Dataset entries on figures:

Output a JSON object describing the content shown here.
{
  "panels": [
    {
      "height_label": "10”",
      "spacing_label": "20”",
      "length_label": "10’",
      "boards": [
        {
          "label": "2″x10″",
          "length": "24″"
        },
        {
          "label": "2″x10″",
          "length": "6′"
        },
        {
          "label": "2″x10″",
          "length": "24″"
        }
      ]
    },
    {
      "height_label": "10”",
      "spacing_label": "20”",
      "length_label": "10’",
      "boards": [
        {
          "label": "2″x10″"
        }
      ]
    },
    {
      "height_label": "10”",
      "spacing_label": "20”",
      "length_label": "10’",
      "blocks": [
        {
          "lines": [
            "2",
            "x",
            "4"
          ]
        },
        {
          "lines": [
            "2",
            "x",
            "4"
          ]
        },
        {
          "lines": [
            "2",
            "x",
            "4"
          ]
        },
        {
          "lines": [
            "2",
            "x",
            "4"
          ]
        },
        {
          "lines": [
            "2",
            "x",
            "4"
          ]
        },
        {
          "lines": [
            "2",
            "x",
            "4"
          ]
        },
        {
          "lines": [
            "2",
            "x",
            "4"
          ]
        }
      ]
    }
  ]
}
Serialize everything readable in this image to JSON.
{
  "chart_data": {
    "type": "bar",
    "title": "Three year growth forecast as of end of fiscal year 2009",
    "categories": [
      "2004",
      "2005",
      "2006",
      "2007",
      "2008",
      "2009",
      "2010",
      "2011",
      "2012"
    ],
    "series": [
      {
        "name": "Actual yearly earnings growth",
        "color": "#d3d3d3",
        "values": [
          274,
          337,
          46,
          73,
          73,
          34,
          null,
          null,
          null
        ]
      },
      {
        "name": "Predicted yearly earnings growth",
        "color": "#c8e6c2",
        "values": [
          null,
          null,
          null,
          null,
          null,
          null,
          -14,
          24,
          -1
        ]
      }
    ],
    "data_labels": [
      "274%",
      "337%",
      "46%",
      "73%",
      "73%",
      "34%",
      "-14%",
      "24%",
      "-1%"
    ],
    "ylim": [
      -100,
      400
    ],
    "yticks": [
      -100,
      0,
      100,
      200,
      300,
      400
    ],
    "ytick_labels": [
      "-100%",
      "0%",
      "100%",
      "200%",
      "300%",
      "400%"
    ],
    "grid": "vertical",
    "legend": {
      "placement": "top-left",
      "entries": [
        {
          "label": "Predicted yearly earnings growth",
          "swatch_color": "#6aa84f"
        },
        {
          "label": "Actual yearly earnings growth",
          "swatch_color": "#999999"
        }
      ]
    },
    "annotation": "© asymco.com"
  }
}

--

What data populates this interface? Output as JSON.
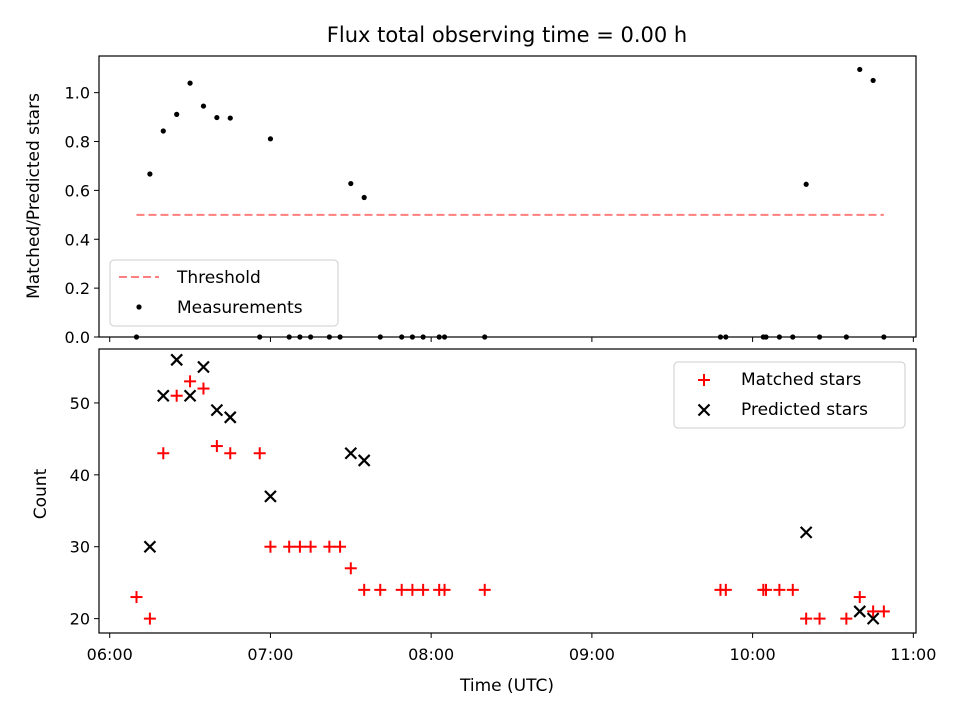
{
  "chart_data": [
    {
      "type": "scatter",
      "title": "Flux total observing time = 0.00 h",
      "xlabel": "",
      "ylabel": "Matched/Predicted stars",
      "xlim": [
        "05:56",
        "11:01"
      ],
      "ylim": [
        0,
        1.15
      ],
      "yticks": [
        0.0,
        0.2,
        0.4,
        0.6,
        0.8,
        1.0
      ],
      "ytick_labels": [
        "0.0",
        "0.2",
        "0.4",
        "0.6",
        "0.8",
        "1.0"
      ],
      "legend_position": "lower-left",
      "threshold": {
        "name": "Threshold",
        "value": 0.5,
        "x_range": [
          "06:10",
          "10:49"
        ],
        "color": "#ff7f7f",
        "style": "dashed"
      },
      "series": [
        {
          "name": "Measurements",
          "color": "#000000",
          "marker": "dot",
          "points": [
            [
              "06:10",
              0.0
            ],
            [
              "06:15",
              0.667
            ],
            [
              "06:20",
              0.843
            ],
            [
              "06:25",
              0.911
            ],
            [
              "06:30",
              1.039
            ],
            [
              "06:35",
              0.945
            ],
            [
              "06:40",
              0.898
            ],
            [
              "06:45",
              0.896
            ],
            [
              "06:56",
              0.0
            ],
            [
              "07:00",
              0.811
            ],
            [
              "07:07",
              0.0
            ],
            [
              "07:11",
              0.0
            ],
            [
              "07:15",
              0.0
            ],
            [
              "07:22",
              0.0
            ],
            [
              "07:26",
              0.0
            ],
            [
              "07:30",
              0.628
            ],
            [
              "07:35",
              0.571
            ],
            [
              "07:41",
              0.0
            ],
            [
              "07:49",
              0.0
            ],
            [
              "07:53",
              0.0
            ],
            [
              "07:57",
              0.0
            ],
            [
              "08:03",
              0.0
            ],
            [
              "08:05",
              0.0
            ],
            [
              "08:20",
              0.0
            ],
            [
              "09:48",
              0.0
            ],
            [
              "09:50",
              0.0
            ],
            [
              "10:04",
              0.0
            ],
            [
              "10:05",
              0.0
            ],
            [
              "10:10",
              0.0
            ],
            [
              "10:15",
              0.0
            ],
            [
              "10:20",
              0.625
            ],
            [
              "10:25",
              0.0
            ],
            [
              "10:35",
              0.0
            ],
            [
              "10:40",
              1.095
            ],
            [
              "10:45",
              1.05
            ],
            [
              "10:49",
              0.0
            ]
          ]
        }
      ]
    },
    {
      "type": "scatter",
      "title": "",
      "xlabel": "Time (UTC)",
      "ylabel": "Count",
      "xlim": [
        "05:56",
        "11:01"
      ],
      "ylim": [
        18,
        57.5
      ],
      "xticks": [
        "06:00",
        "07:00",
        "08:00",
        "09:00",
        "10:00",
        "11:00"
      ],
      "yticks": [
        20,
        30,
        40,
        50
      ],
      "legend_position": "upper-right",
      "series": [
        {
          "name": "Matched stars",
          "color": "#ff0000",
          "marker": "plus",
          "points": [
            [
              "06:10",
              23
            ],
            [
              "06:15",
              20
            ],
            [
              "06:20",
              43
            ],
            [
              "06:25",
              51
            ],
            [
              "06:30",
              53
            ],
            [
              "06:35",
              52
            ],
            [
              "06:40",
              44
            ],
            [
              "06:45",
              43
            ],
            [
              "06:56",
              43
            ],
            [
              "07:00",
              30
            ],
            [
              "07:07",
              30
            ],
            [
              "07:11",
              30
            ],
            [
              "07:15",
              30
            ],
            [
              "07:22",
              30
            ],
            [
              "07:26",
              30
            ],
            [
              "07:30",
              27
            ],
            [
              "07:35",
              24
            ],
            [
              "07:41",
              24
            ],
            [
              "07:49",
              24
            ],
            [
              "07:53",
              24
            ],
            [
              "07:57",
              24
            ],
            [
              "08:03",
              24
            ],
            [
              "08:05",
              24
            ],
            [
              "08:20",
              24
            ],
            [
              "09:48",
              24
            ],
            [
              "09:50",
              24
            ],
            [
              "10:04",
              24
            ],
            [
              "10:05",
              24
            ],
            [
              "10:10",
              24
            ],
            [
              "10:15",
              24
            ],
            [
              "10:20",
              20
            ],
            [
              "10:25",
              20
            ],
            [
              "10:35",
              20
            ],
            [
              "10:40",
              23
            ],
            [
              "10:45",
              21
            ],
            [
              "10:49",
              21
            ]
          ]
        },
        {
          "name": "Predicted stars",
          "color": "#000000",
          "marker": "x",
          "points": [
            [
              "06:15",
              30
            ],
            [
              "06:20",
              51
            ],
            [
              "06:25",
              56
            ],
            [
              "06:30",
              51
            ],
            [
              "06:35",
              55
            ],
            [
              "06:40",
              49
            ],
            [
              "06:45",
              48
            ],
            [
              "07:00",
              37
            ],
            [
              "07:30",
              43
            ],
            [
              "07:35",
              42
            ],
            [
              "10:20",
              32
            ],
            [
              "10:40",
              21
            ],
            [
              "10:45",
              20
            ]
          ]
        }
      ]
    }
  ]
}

* _REQUIREMENT_: Of the lines in the data above, how many contain the word "ylabel"? Give only that figure.

* _WORKED ANSWER_: 2